- [Problem set]:
1. Please write out part of the algebra teaching post word for word. Begin at the words that contain "But Glencoe teaches" and stop after "equations for y.".
2. List the numbered items at the end of the algebra teaching post, in order.

- [Page text]:
But Glencoe teaches these standards in Lesson 3-2, after solving linear equations is covered. On Edgenuity, students are expected to graph linear equations in the plane first, and then they are taught to solve linear equations in one variable. This means that, for example, students aren't taught to convert a linear equation from standard form to slope-intercept form in order to graph it -- since at that point they don't know how to solve equations for y.

Of course, keep in mind that many of Edgenuity's equations have decimal or fractional solutions -- which aren't exactly easy to graph, much less locate as the intersection of two graphs.

In fact, there's only two situations when I'd teach this as the primary method of solving equations. If the equation is nonlinear, then an algebraic method is impossible (such as 2^x = x + 3.) The other situation is when a graphing calculator is available, so it's easy to graph y_1 = LHS and y_2 = RHS on the calculator. Otherwise, I prefer to do it like Glencoe's Lesson 3-2 -- after solving equations, so that students can see the connection between equations and graphs in preparation for solving equations by graphing in the two aforementioned cases (nonlinear equation or calculator available).

The Algebra II teachers (and probably the Algebra 1B teachers as well) watch the first few Edgenuity videos as well, and they don't necessarily like how these lessons are set up either. One of them remark that the teaching method in the video is how she'd set up her Honors Algebra II class -- not a summer class where two-thirds of the students received F's during the school year.

We fear that by the end of the first week of classes, the students will be completely lost unless we resort to supplementing Edgenuity with packets. That's right -- I might have to bring back that old "Packet Song" from last year in music break. I could make the packets out of worksheets published by Glencoe -- or I might create my own worksheets based on the U of Chicago Algebra I text!

Let's get back to Fawn Nguyen's Memorial Sunday post. She's describing how similar house cleaning is to lesson planning. Since we're still in the middle of lesson planning for summer school today, I'll post the rest of her list today.

  1. Swiffer products should be regarded as essentials like toothpaste and TP.
  2. The person who did not put the TV remote control away in a designated spot shall be banished from the home (or get punched in the face).
  3. Make your bed every morning.
  4. Never go to bed unless the kitchen is clean. (If you dread this, then don’t cook.)
  5. If you find the above 9 steps difficult to implement, then try step 1 again.

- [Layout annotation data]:
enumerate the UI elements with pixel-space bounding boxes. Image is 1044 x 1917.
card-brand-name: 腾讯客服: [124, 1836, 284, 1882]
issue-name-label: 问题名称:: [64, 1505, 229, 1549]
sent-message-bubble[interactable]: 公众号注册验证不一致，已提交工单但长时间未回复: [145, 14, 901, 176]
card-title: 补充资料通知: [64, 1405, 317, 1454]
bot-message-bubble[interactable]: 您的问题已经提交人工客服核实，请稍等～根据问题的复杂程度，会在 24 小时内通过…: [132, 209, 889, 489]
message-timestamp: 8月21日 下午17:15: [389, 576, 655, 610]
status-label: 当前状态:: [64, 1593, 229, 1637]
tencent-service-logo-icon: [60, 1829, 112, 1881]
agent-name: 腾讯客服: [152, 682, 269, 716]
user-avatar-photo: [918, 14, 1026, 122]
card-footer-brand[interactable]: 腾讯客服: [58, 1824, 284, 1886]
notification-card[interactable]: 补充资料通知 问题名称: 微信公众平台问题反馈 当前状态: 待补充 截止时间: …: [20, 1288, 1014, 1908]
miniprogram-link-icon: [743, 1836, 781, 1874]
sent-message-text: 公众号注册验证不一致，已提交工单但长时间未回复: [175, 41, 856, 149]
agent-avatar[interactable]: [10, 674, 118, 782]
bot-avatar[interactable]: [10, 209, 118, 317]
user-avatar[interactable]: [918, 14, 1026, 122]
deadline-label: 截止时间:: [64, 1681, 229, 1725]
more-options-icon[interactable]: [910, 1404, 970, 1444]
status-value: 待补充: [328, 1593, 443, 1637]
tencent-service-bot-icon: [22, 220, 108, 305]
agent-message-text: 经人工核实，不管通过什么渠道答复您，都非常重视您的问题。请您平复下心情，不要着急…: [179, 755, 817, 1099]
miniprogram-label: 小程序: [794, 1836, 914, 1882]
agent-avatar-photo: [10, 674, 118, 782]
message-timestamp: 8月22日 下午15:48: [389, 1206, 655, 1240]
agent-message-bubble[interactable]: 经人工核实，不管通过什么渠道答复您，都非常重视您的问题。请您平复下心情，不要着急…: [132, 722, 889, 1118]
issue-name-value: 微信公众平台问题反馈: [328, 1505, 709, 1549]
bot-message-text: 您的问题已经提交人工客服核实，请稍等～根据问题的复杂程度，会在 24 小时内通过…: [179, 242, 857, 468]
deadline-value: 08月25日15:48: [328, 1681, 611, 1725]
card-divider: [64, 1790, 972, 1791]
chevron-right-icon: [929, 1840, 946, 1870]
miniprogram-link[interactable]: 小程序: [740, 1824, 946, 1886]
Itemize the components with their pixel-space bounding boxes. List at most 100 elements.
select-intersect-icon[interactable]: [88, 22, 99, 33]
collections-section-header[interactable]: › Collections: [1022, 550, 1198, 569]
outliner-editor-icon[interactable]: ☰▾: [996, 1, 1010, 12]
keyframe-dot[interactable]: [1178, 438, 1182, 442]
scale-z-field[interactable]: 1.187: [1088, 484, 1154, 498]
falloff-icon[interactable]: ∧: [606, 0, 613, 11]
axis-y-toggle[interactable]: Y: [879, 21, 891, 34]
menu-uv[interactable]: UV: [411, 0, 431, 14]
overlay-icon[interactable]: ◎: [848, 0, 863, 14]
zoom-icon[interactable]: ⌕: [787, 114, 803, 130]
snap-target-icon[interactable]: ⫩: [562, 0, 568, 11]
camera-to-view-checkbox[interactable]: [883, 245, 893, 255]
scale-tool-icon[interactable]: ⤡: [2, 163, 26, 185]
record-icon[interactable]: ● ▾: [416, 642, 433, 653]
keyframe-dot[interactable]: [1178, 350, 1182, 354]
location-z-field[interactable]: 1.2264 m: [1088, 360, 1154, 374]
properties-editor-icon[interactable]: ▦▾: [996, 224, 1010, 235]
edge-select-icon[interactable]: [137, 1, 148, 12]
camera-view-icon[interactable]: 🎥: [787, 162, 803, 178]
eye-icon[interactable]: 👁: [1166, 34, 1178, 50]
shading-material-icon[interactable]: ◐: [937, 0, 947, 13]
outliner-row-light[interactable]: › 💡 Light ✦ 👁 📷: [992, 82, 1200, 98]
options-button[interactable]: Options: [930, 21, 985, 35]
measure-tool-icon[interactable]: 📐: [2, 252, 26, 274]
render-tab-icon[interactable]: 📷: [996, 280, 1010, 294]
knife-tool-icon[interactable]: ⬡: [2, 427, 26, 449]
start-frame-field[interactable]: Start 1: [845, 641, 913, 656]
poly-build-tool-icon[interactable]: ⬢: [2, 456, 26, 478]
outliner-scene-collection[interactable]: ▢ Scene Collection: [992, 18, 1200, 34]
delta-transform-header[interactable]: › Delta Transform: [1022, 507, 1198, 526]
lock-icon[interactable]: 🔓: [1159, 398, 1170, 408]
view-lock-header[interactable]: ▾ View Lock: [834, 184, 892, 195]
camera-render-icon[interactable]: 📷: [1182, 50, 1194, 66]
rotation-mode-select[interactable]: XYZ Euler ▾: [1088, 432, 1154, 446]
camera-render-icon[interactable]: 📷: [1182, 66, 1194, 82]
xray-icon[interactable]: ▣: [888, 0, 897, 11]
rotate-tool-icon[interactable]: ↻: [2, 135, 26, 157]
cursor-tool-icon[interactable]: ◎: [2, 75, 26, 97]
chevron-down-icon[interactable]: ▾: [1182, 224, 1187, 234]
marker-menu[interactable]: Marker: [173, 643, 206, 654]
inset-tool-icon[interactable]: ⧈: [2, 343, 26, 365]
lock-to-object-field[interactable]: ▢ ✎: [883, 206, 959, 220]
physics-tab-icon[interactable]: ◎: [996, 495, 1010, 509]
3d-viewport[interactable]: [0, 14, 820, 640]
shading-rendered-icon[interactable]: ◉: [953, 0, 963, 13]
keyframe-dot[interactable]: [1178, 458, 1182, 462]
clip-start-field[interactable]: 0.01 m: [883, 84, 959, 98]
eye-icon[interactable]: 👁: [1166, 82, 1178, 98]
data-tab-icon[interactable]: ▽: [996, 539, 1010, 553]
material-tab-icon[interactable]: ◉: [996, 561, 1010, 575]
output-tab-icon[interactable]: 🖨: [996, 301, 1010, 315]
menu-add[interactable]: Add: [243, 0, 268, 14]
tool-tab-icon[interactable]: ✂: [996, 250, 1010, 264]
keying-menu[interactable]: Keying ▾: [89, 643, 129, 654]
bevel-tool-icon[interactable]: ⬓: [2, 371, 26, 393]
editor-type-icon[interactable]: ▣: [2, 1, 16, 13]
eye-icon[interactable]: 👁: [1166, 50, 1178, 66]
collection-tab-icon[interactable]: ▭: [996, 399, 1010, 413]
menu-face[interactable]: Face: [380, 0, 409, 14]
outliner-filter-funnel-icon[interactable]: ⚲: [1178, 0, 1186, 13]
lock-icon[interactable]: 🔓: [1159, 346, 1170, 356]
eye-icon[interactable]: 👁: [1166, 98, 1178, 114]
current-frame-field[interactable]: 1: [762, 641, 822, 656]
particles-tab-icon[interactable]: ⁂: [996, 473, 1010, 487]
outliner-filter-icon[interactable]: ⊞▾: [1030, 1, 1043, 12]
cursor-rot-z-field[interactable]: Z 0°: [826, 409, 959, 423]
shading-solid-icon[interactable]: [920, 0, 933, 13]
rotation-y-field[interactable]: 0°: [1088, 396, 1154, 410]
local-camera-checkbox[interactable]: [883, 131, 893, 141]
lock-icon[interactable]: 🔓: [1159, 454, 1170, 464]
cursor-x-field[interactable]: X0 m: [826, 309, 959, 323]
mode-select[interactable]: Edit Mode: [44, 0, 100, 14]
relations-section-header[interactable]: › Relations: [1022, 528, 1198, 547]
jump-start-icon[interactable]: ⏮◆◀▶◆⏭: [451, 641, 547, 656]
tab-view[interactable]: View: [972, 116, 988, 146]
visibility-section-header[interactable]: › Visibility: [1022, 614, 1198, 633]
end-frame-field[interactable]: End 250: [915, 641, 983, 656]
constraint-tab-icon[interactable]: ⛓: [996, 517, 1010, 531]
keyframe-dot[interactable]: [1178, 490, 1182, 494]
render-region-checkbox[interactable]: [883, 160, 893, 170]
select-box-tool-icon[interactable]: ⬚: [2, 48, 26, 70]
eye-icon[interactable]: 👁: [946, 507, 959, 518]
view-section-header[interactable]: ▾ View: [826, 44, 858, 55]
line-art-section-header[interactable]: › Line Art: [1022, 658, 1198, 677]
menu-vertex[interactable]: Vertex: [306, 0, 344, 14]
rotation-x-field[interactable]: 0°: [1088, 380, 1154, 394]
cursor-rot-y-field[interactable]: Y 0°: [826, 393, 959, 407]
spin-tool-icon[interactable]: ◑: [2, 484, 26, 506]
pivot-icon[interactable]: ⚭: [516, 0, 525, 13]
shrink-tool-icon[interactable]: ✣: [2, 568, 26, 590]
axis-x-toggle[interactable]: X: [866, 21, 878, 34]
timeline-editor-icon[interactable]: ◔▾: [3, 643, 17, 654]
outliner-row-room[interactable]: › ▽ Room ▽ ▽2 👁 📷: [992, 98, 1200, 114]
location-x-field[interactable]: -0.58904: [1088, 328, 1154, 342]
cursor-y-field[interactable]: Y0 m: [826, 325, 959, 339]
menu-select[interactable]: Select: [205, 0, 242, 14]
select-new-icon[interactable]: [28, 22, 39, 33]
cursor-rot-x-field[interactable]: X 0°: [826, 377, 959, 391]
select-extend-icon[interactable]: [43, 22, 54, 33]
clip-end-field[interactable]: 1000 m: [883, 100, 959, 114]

- [Answers for the exercise]:
1.
But Glencoe teaches these standards in Lesson 3-2, after solving linear equations is covered. On Edgenuity, students are expected to graph linear equations in the plane first, and then they are taught to solve linear equations in one variable. This means that, for example, students aren't taught to convert a linear equation from standard form to slope-intercept form in order to graph it -- since at that point they don't know how to solve equations for y.

2.
1. Swiffer products should be regarded as essentials like toothpaste and TP.
2. The person who did not put the TV remote control away in a designated spot shall be banished from the home (or get punched in the face).
3. Make your bed every morning.
4. Never go to bed unless the kitchen is clean. (If you dread this, then don’t cook.)
5. If you find the above 9 steps difficult to implement, then try step 1 again.